Records excerpted from a collection:
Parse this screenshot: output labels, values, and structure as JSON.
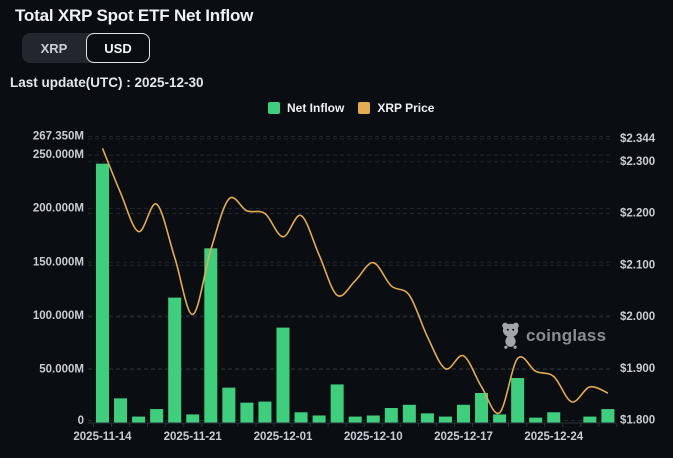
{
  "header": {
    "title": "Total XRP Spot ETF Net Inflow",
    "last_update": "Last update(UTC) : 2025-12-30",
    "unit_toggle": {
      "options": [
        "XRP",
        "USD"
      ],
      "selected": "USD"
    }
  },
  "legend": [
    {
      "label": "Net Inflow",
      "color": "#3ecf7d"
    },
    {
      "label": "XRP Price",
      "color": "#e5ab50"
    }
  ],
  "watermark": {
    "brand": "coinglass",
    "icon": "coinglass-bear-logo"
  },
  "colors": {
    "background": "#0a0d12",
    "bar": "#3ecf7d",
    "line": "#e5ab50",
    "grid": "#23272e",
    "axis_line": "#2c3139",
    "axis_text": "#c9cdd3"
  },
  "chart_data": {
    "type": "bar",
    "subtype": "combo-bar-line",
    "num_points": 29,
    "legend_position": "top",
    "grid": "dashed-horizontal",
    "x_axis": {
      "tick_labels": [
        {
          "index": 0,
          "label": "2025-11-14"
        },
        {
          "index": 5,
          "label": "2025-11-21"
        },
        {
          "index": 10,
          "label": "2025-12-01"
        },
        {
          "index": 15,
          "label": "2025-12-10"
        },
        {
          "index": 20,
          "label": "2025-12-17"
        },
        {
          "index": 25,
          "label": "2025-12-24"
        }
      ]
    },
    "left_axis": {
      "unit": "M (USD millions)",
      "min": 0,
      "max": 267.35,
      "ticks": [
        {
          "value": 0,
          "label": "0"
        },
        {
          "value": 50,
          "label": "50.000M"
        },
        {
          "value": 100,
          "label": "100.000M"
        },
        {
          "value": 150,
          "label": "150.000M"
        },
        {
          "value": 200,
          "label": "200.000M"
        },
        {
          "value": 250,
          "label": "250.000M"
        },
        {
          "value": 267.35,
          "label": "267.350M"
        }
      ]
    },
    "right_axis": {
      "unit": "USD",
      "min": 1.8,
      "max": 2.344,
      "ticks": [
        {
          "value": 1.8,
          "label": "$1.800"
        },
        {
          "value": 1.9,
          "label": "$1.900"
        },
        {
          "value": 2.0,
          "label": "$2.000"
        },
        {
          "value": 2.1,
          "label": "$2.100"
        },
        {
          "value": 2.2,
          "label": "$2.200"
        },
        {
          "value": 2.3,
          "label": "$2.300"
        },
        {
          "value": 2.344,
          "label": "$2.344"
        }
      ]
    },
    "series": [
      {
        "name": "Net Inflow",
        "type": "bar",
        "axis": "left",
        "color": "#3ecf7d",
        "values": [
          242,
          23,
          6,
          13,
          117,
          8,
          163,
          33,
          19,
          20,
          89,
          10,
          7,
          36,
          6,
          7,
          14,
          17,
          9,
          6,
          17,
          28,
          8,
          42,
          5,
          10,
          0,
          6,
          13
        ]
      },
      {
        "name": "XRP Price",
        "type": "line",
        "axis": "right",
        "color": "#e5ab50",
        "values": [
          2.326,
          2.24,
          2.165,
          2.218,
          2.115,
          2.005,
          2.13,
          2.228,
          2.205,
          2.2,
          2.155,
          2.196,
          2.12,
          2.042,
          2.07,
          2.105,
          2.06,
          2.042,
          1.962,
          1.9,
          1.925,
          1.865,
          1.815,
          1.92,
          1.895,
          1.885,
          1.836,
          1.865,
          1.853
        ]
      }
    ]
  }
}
==
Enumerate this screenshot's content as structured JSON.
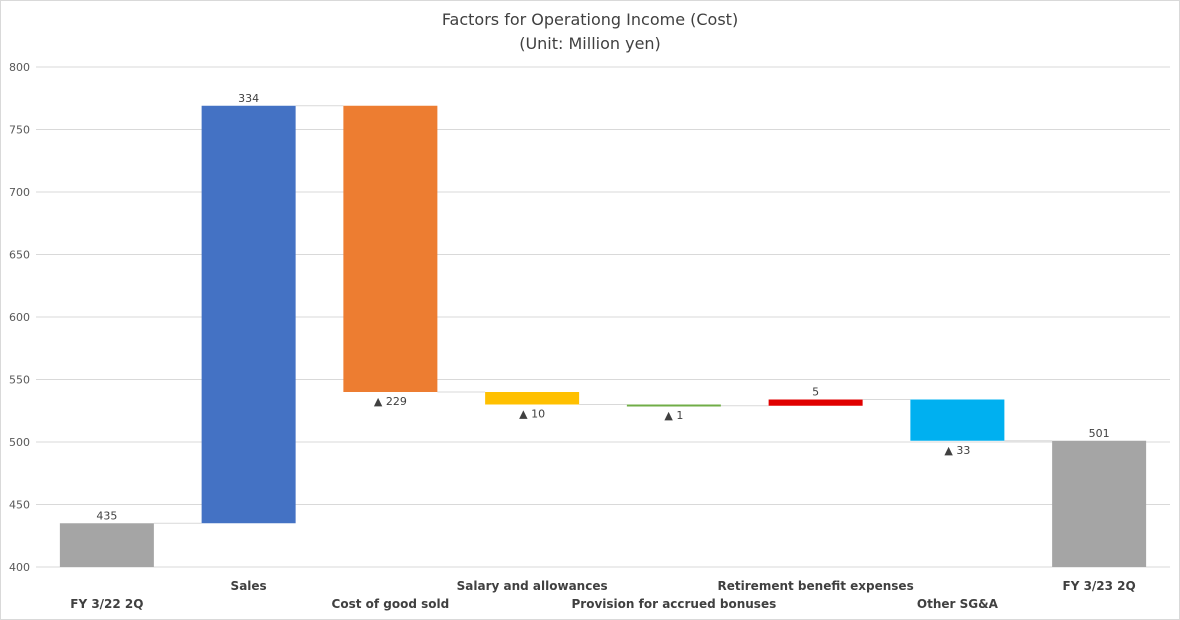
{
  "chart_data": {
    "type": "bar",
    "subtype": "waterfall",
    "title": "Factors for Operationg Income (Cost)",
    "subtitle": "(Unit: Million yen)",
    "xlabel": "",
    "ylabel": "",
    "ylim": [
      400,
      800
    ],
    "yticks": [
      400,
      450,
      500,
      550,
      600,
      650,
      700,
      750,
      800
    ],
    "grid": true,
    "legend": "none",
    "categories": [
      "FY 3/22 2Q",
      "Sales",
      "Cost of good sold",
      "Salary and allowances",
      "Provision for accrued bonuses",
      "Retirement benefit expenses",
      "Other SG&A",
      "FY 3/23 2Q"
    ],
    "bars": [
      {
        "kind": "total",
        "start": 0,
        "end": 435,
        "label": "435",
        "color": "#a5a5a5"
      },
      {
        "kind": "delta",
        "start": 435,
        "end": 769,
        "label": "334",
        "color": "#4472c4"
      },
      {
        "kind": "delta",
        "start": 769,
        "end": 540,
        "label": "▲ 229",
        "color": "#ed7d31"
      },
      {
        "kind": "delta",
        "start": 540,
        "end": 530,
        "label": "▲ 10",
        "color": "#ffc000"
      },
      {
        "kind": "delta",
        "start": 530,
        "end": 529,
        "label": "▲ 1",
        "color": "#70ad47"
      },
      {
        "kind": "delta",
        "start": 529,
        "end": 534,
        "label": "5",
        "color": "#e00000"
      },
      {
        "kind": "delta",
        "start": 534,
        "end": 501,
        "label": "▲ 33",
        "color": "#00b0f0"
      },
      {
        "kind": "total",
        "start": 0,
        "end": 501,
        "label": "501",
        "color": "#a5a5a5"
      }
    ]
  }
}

## TASK DETAILS
Pull every line containing "screenshot" from the material above.

## RESULT
Parse this screenshot: output labels, values, and structure as JSON.
Enumerate this screenshot's content as structured JSON.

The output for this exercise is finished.